** STATED TASK **
Identify all lines in the data containing the string "JSON". Copy them out.

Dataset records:
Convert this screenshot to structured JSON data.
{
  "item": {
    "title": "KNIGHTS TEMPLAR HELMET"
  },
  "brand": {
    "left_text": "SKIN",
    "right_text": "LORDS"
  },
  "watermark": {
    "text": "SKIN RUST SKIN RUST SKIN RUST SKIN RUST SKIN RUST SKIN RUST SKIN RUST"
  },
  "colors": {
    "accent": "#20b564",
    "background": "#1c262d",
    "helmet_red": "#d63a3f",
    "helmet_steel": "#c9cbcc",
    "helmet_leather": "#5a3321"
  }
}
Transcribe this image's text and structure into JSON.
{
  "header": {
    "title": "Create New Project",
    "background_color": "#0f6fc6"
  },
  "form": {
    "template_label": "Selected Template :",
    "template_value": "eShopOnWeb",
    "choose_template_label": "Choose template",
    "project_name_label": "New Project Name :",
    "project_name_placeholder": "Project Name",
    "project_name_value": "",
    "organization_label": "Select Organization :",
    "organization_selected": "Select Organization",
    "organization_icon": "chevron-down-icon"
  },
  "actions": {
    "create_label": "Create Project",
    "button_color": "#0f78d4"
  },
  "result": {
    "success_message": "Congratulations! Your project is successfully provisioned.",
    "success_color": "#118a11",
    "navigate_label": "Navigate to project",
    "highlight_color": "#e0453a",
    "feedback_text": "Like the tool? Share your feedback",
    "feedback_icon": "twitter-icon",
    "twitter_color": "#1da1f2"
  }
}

** FINISHED EXERCISE **
Convert this screenshot to structured JSON data.
Transcribe this image's text and structure into JSON.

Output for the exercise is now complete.